**Exercise input**:

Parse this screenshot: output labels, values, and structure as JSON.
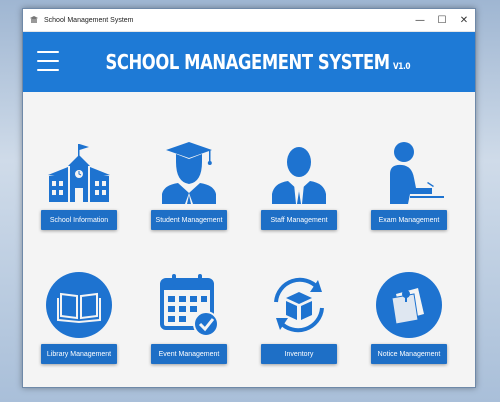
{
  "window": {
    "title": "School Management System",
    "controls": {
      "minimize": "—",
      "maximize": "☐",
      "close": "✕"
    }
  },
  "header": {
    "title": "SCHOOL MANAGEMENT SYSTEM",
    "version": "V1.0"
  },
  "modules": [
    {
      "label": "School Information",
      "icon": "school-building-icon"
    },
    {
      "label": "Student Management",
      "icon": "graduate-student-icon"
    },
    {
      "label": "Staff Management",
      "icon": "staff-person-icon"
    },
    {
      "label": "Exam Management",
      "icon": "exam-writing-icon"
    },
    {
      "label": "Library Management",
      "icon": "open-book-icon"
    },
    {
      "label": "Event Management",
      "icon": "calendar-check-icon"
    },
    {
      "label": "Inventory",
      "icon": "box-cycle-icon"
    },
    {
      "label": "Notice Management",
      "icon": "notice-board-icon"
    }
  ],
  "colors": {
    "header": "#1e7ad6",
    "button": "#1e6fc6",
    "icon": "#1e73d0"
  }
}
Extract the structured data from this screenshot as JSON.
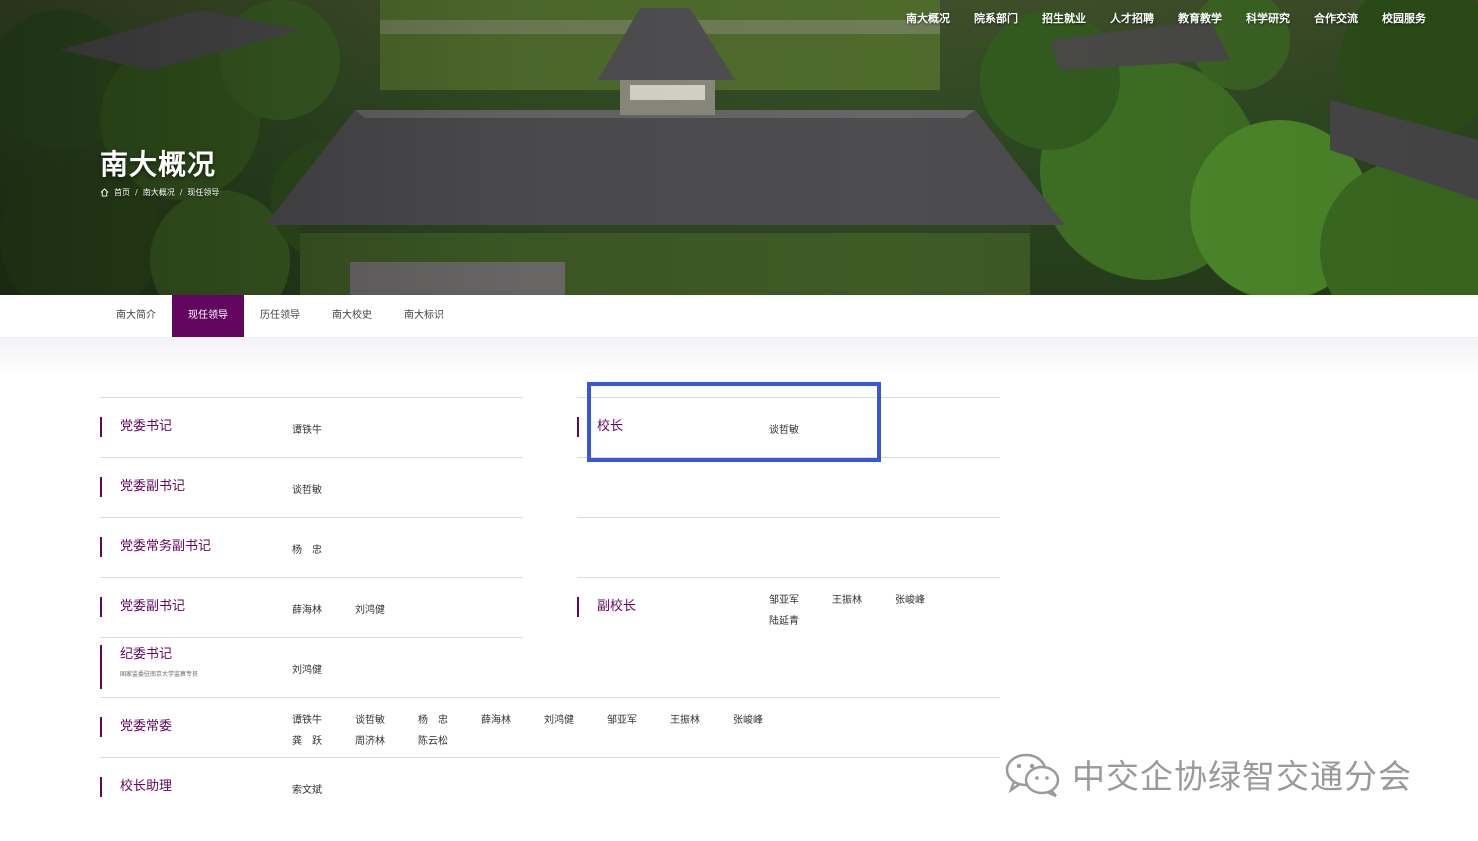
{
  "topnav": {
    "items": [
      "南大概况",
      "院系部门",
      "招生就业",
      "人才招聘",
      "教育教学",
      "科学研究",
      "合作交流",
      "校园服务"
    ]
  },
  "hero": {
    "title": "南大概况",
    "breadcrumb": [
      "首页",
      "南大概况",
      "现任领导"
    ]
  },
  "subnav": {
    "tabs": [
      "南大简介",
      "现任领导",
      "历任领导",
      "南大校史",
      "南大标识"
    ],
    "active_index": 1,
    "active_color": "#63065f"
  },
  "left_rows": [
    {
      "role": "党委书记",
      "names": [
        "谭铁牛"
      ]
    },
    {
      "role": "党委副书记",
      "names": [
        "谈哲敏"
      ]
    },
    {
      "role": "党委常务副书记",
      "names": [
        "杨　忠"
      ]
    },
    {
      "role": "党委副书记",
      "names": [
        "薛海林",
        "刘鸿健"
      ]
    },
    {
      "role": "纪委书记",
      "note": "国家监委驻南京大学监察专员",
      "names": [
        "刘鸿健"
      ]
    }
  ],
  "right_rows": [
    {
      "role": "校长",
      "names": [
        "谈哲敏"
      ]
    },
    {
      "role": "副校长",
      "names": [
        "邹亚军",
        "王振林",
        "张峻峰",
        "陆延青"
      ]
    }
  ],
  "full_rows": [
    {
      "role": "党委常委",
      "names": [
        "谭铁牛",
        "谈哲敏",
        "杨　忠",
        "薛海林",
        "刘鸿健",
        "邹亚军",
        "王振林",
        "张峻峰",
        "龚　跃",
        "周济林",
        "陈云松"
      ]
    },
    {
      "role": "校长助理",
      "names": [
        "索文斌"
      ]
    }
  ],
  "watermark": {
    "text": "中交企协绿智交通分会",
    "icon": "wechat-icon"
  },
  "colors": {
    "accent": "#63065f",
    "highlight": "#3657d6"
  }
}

**Aim of the exercise**: All of the data above should be quoted exactly, except for the pictures.

**Exercise response**:
Parse this screenshot: output labels, values, and structure as JSON.
{
  "window": {
    "title": "School Management System",
    "controls": {
      "minimize": "—",
      "maximize": "☐",
      "close": "✕"
    }
  },
  "header": {
    "title": "SCHOOL MANAGEMENT SYSTEM",
    "version": "V1.0"
  },
  "modules": [
    {
      "label": "School Information",
      "icon": "school-building-icon"
    },
    {
      "label": "Student Management",
      "icon": "graduate-student-icon"
    },
    {
      "label": "Staff Management",
      "icon": "staff-person-icon"
    },
    {
      "label": "Exam Management",
      "icon": "exam-writing-icon"
    },
    {
      "label": "Library Management",
      "icon": "open-book-icon"
    },
    {
      "label": "Event Management",
      "icon": "calendar-check-icon"
    },
    {
      "label": "Inventory",
      "icon": "box-cycle-icon"
    },
    {
      "label": "Notice Management",
      "icon": "notice-board-icon"
    }
  ],
  "colors": {
    "header": "#1e7ad6",
    "button": "#1e6fc6",
    "icon": "#1e73d0"
  }
}
Extract the structured data from this screenshot as JSON.
{
  "topnav": {
    "items": [
      "南大概况",
      "院系部门",
      "招生就业",
      "人才招聘",
      "教育教学",
      "科学研究",
      "合作交流",
      "校园服务"
    ]
  },
  "hero": {
    "title": "南大概况",
    "breadcrumb": [
      "首页",
      "南大概况",
      "现任领导"
    ]
  },
  "subnav": {
    "tabs": [
      "南大简介",
      "现任领导",
      "历任领导",
      "南大校史",
      "南大标识"
    ],
    "active_index": 1,
    "active_color": "#63065f"
  },
  "left_rows": [
    {
      "role": "党委书记",
      "names": [
        "谭铁牛"
      ]
    },
    {
      "role": "党委副书记",
      "names": [
        "谈哲敏"
      ]
    },
    {
      "role": "党委常务副书记",
      "names": [
        "杨　忠"
      ]
    },
    {
      "role": "党委副书记",
      "names": [
        "薛海林",
        "刘鸿健"
      ]
    },
    {
      "role": "纪委书记",
      "note": "国家监委驻南京大学监察专员",
      "names": [
        "刘鸿健"
      ]
    }
  ],
  "right_rows": [
    {
      "role": "校长",
      "names": [
        "谈哲敏"
      ]
    },
    {
      "role": "副校长",
      "names": [
        "邹亚军",
        "王振林",
        "张峻峰",
        "陆延青"
      ]
    }
  ],
  "full_rows": [
    {
      "role": "党委常委",
      "names": [
        "谭铁牛",
        "谈哲敏",
        "杨　忠",
        "薛海林",
        "刘鸿健",
        "邹亚军",
        "王振林",
        "张峻峰",
        "龚　跃",
        "周济林",
        "陈云松"
      ]
    },
    {
      "role": "校长助理",
      "names": [
        "索文斌"
      ]
    }
  ],
  "watermark": {
    "text": "中交企协绿智交通分会",
    "icon": "wechat-icon"
  },
  "colors": {
    "accent": "#63065f",
    "highlight": "#3657d6"
  }
}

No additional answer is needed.